EXERCISE –
Give back every line exactly as it appears, pictures excluded.

_ _ _ _ _

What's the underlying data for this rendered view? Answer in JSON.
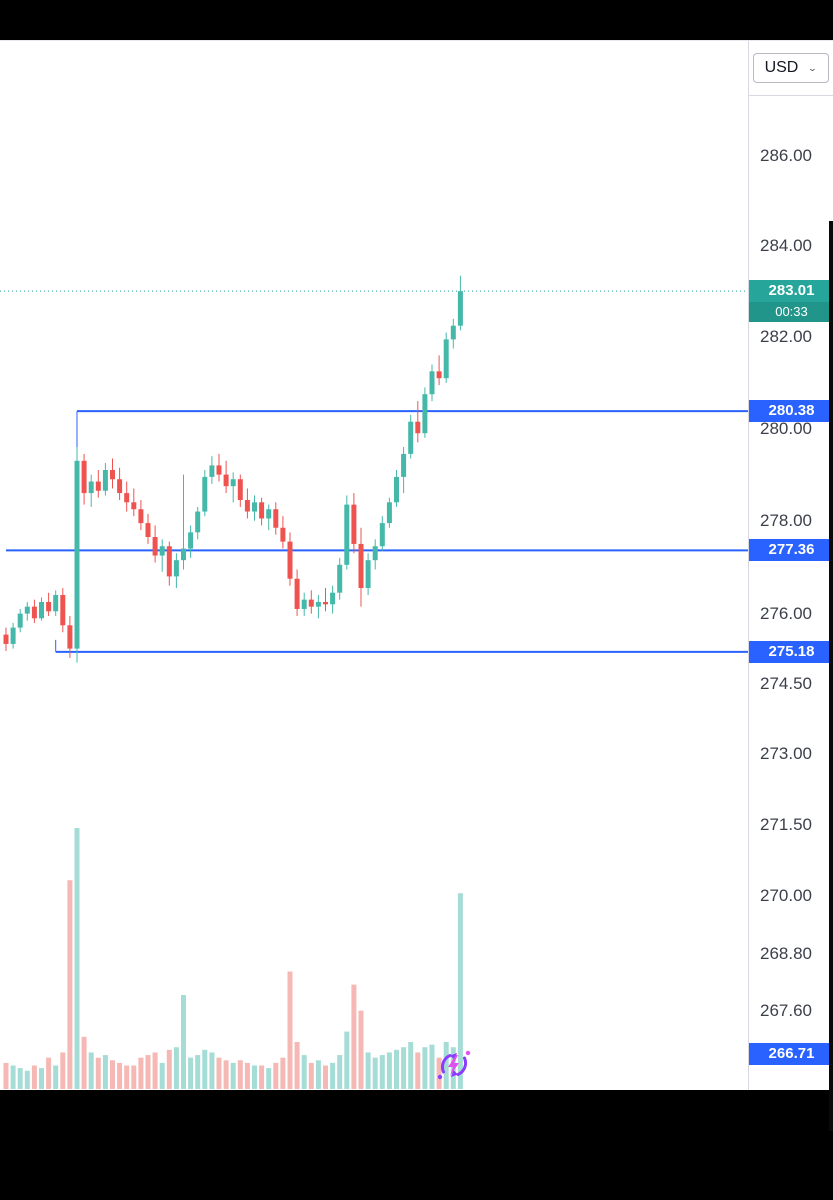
{
  "price_scale": {
    "currency": "USD"
  },
  "colors": {
    "up": "#45b8aa",
    "down": "#ef5350",
    "vol_up": "#a5dcd5",
    "vol_down": "#f5b8b4",
    "level": "#2962ff",
    "current": "#26a69a",
    "axis_text": "#3c404b"
  },
  "price_lines": [
    {
      "price": 283.01,
      "label": "283.01",
      "countdown": "00:33",
      "style": "current"
    },
    {
      "price": 280.38,
      "label": "280.38",
      "style": "level",
      "start_index": 10,
      "tail": "down"
    },
    {
      "price": 277.36,
      "label": "277.36",
      "style": "level",
      "start_index": 0
    },
    {
      "price": 275.18,
      "label": "275.18",
      "style": "level",
      "start_index": 7,
      "tail": "up"
    },
    {
      "price": 266.71,
      "label": "266.71",
      "style": "level",
      "label_only": true
    }
  ],
  "chart_data": {
    "type": "candlestick",
    "yscale": "log",
    "currency": "USD",
    "last_price": 283.01,
    "bar_countdown": "00:33",
    "levels": [
      283.01,
      280.38,
      277.36,
      275.18,
      266.71
    ],
    "y_ticks": [
      {
        "price": 286.0,
        "label": "286.00"
      },
      {
        "price": 284.0,
        "label": "284.00"
      },
      {
        "price": 282.0,
        "label": "282.00"
      },
      {
        "price": 280.0,
        "label": "280.00"
      },
      {
        "price": 278.0,
        "label": "278.00"
      },
      {
        "price": 276.0,
        "label": "276.00"
      },
      {
        "price": 274.5,
        "label": "274.50"
      },
      {
        "price": 273.0,
        "label": "273.00"
      },
      {
        "price": 271.5,
        "label": "271.50"
      },
      {
        "price": 270.0,
        "label": "270.00"
      },
      {
        "price": 268.8,
        "label": "268.80"
      },
      {
        "price": 267.6,
        "label": "267.60"
      }
    ],
    "columns": [
      "open",
      "high",
      "low",
      "close",
      "volume_rel"
    ],
    "candles": [
      [
        275.55,
        275.7,
        275.2,
        275.35,
        10
      ],
      [
        275.35,
        275.8,
        275.25,
        275.7,
        9
      ],
      [
        275.7,
        276.1,
        275.6,
        276.0,
        8
      ],
      [
        276.0,
        276.25,
        275.85,
        276.15,
        7
      ],
      [
        276.15,
        276.3,
        275.8,
        275.9,
        9
      ],
      [
        275.9,
        276.35,
        275.85,
        276.25,
        8
      ],
      [
        276.25,
        276.45,
        275.95,
        276.05,
        12
      ],
      [
        276.05,
        276.5,
        275.95,
        276.4,
        9
      ],
      [
        276.4,
        276.55,
        275.6,
        275.75,
        14
      ],
      [
        275.75,
        275.95,
        275.05,
        275.25,
        80
      ],
      [
        275.25,
        279.6,
        274.95,
        279.3,
        100
      ],
      [
        279.3,
        279.45,
        278.35,
        278.6,
        20
      ],
      [
        278.6,
        279.0,
        278.3,
        278.85,
        14
      ],
      [
        278.85,
        279.1,
        278.5,
        278.65,
        12
      ],
      [
        278.65,
        279.25,
        278.55,
        279.1,
        13
      ],
      [
        279.1,
        279.35,
        278.7,
        278.9,
        11
      ],
      [
        278.9,
        279.15,
        278.45,
        278.6,
        10
      ],
      [
        278.6,
        278.85,
        278.2,
        278.4,
        9
      ],
      [
        278.4,
        278.7,
        278.1,
        278.25,
        9
      ],
      [
        278.25,
        278.45,
        277.8,
        277.95,
        12
      ],
      [
        277.95,
        278.15,
        277.5,
        277.65,
        13
      ],
      [
        277.65,
        277.9,
        277.1,
        277.25,
        14
      ],
      [
        277.25,
        277.6,
        276.9,
        277.45,
        10
      ],
      [
        277.45,
        277.55,
        276.6,
        276.8,
        15
      ],
      [
        276.8,
        277.3,
        276.55,
        277.15,
        16
      ],
      [
        277.15,
        279.0,
        276.95,
        277.4,
        36
      ],
      [
        277.4,
        277.9,
        277.2,
        277.75,
        12
      ],
      [
        277.75,
        278.3,
        277.6,
        278.2,
        13
      ],
      [
        278.2,
        279.1,
        278.1,
        278.95,
        15
      ],
      [
        278.95,
        279.4,
        278.8,
        279.2,
        14
      ],
      [
        279.2,
        279.45,
        278.85,
        279.0,
        12
      ],
      [
        279.0,
        279.3,
        278.6,
        278.75,
        11
      ],
      [
        278.75,
        279.05,
        278.4,
        278.9,
        10
      ],
      [
        278.9,
        279.0,
        278.3,
        278.45,
        11
      ],
      [
        278.45,
        278.7,
        278.05,
        278.2,
        10
      ],
      [
        278.2,
        278.55,
        278.0,
        278.4,
        9
      ],
      [
        278.4,
        278.5,
        277.9,
        278.05,
        9
      ],
      [
        278.05,
        278.35,
        277.8,
        278.25,
        8
      ],
      [
        278.25,
        278.4,
        277.7,
        277.85,
        10
      ],
      [
        277.85,
        278.1,
        277.4,
        277.55,
        12
      ],
      [
        277.55,
        277.75,
        276.6,
        276.75,
        45
      ],
      [
        276.75,
        276.95,
        275.95,
        276.1,
        18
      ],
      [
        276.1,
        276.45,
        275.95,
        276.3,
        13
      ],
      [
        276.3,
        276.5,
        276.0,
        276.15,
        10
      ],
      [
        276.15,
        276.4,
        275.9,
        276.25,
        11
      ],
      [
        276.25,
        276.55,
        276.05,
        276.2,
        9
      ],
      [
        276.2,
        276.6,
        276.0,
        276.45,
        10
      ],
      [
        276.45,
        277.2,
        276.3,
        277.05,
        13
      ],
      [
        277.05,
        278.55,
        276.95,
        278.35,
        22
      ],
      [
        278.35,
        278.6,
        277.3,
        277.5,
        40
      ],
      [
        277.5,
        277.85,
        276.15,
        276.55,
        30
      ],
      [
        276.55,
        277.3,
        276.4,
        277.15,
        14
      ],
      [
        277.15,
        277.6,
        276.95,
        277.45,
        12
      ],
      [
        277.45,
        278.1,
        277.35,
        277.95,
        13
      ],
      [
        277.95,
        278.5,
        277.85,
        278.4,
        14
      ],
      [
        278.4,
        279.1,
        278.3,
        278.95,
        15
      ],
      [
        278.95,
        279.6,
        278.6,
        279.45,
        16
      ],
      [
        279.45,
        280.3,
        279.35,
        280.15,
        18
      ],
      [
        280.15,
        280.6,
        279.7,
        279.9,
        14
      ],
      [
        279.9,
        280.9,
        279.8,
        280.75,
        16
      ],
      [
        280.75,
        281.4,
        280.6,
        281.25,
        17
      ],
      [
        281.25,
        281.6,
        280.95,
        281.1,
        12
      ],
      [
        281.1,
        282.1,
        281.0,
        281.95,
        18
      ],
      [
        281.95,
        282.4,
        281.75,
        282.25,
        16
      ],
      [
        282.25,
        283.35,
        282.15,
        283.01,
        75
      ]
    ]
  }
}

_ _ _ _ _

RESULT –
What's the underlying data for this rendered view? Answer in JSON.
{
  "price_scale": {
    "currency": "USD"
  },
  "colors": {
    "up": "#45b8aa",
    "down": "#ef5350",
    "vol_up": "#a5dcd5",
    "vol_down": "#f5b8b4",
    "level": "#2962ff",
    "current": "#26a69a",
    "axis_text": "#3c404b"
  },
  "price_lines": [
    {
      "price": 283.01,
      "label": "283.01",
      "countdown": "00:33",
      "style": "current"
    },
    {
      "price": 280.38,
      "label": "280.38",
      "style": "level",
      "start_index": 10,
      "tail": "down"
    },
    {
      "price": 277.36,
      "label": "277.36",
      "style": "level",
      "start_index": 0
    },
    {
      "price": 275.18,
      "label": "275.18",
      "style": "level",
      "start_index": 7,
      "tail": "up"
    },
    {
      "price": 266.71,
      "label": "266.71",
      "style": "level",
      "label_only": true
    }
  ],
  "chart_data": {
    "type": "candlestick",
    "yscale": "log",
    "currency": "USD",
    "last_price": 283.01,
    "bar_countdown": "00:33",
    "levels": [
      283.01,
      280.38,
      277.36,
      275.18,
      266.71
    ],
    "y_ticks": [
      {
        "price": 286.0,
        "label": "286.00"
      },
      {
        "price": 284.0,
        "label": "284.00"
      },
      {
        "price": 282.0,
        "label": "282.00"
      },
      {
        "price": 280.0,
        "label": "280.00"
      },
      {
        "price": 278.0,
        "label": "278.00"
      },
      {
        "price": 276.0,
        "label": "276.00"
      },
      {
        "price": 274.5,
        "label": "274.50"
      },
      {
        "price": 273.0,
        "label": "273.00"
      },
      {
        "price": 271.5,
        "label": "271.50"
      },
      {
        "price": 270.0,
        "label": "270.00"
      },
      {
        "price": 268.8,
        "label": "268.80"
      },
      {
        "price": 267.6,
        "label": "267.60"
      }
    ],
    "columns": [
      "open",
      "high",
      "low",
      "close",
      "volume_rel"
    ],
    "candles": [
      [
        275.55,
        275.7,
        275.2,
        275.35,
        10
      ],
      [
        275.35,
        275.8,
        275.25,
        275.7,
        9
      ],
      [
        275.7,
        276.1,
        275.6,
        276.0,
        8
      ],
      [
        276.0,
        276.25,
        275.85,
        276.15,
        7
      ],
      [
        276.15,
        276.3,
        275.8,
        275.9,
        9
      ],
      [
        275.9,
        276.35,
        275.85,
        276.25,
        8
      ],
      [
        276.25,
        276.45,
        275.95,
        276.05,
        12
      ],
      [
        276.05,
        276.5,
        275.95,
        276.4,
        9
      ],
      [
        276.4,
        276.55,
        275.6,
        275.75,
        14
      ],
      [
        275.75,
        275.95,
        275.05,
        275.25,
        80
      ],
      [
        275.25,
        279.6,
        274.95,
        279.3,
        100
      ],
      [
        279.3,
        279.45,
        278.35,
        278.6,
        20
      ],
      [
        278.6,
        279.0,
        278.3,
        278.85,
        14
      ],
      [
        278.85,
        279.1,
        278.5,
        278.65,
        12
      ],
      [
        278.65,
        279.25,
        278.55,
        279.1,
        13
      ],
      [
        279.1,
        279.35,
        278.7,
        278.9,
        11
      ],
      [
        278.9,
        279.15,
        278.45,
        278.6,
        10
      ],
      [
        278.6,
        278.85,
        278.2,
        278.4,
        9
      ],
      [
        278.4,
        278.7,
        278.1,
        278.25,
        9
      ],
      [
        278.25,
        278.45,
        277.8,
        277.95,
        12
      ],
      [
        277.95,
        278.15,
        277.5,
        277.65,
        13
      ],
      [
        277.65,
        277.9,
        277.1,
        277.25,
        14
      ],
      [
        277.25,
        277.6,
        276.9,
        277.45,
        10
      ],
      [
        277.45,
        277.55,
        276.6,
        276.8,
        15
      ],
      [
        276.8,
        277.3,
        276.55,
        277.15,
        16
      ],
      [
        277.15,
        279.0,
        276.95,
        277.4,
        36
      ],
      [
        277.4,
        277.9,
        277.2,
        277.75,
        12
      ],
      [
        277.75,
        278.3,
        277.6,
        278.2,
        13
      ],
      [
        278.2,
        279.1,
        278.1,
        278.95,
        15
      ],
      [
        278.95,
        279.4,
        278.8,
        279.2,
        14
      ],
      [
        279.2,
        279.45,
        278.85,
        279.0,
        12
      ],
      [
        279.0,
        279.3,
        278.6,
        278.75,
        11
      ],
      [
        278.75,
        279.05,
        278.4,
        278.9,
        10
      ],
      [
        278.9,
        279.0,
        278.3,
        278.45,
        11
      ],
      [
        278.45,
        278.7,
        278.05,
        278.2,
        10
      ],
      [
        278.2,
        278.55,
        278.0,
        278.4,
        9
      ],
      [
        278.4,
        278.5,
        277.9,
        278.05,
        9
      ],
      [
        278.05,
        278.35,
        277.8,
        278.25,
        8
      ],
      [
        278.25,
        278.4,
        277.7,
        277.85,
        10
      ],
      [
        277.85,
        278.1,
        277.4,
        277.55,
        12
      ],
      [
        277.55,
        277.75,
        276.6,
        276.75,
        45
      ],
      [
        276.75,
        276.95,
        275.95,
        276.1,
        18
      ],
      [
        276.1,
        276.45,
        275.95,
        276.3,
        13
      ],
      [
        276.3,
        276.5,
        276.0,
        276.15,
        10
      ],
      [
        276.15,
        276.4,
        275.9,
        276.25,
        11
      ],
      [
        276.25,
        276.55,
        276.05,
        276.2,
        9
      ],
      [
        276.2,
        276.6,
        276.0,
        276.45,
        10
      ],
      [
        276.45,
        277.2,
        276.3,
        277.05,
        13
      ],
      [
        277.05,
        278.55,
        276.95,
        278.35,
        22
      ],
      [
        278.35,
        278.6,
        277.3,
        277.5,
        40
      ],
      [
        277.5,
        277.85,
        276.15,
        276.55,
        30
      ],
      [
        276.55,
        277.3,
        276.4,
        277.15,
        14
      ],
      [
        277.15,
        277.6,
        276.95,
        277.45,
        12
      ],
      [
        277.45,
        278.1,
        277.35,
        277.95,
        13
      ],
      [
        277.95,
        278.5,
        277.85,
        278.4,
        14
      ],
      [
        278.4,
        279.1,
        278.3,
        278.95,
        15
      ],
      [
        278.95,
        279.6,
        278.6,
        279.45,
        16
      ],
      [
        279.45,
        280.3,
        279.35,
        280.15,
        18
      ],
      [
        280.15,
        280.6,
        279.7,
        279.9,
        14
      ],
      [
        279.9,
        280.9,
        279.8,
        280.75,
        16
      ],
      [
        280.75,
        281.4,
        280.6,
        281.25,
        17
      ],
      [
        281.25,
        281.6,
        280.95,
        281.1,
        12
      ],
      [
        281.1,
        282.1,
        281.0,
        281.95,
        18
      ],
      [
        281.95,
        282.4,
        281.75,
        282.25,
        16
      ],
      [
        282.25,
        283.35,
        282.15,
        283.01,
        75
      ]
    ]
  }
}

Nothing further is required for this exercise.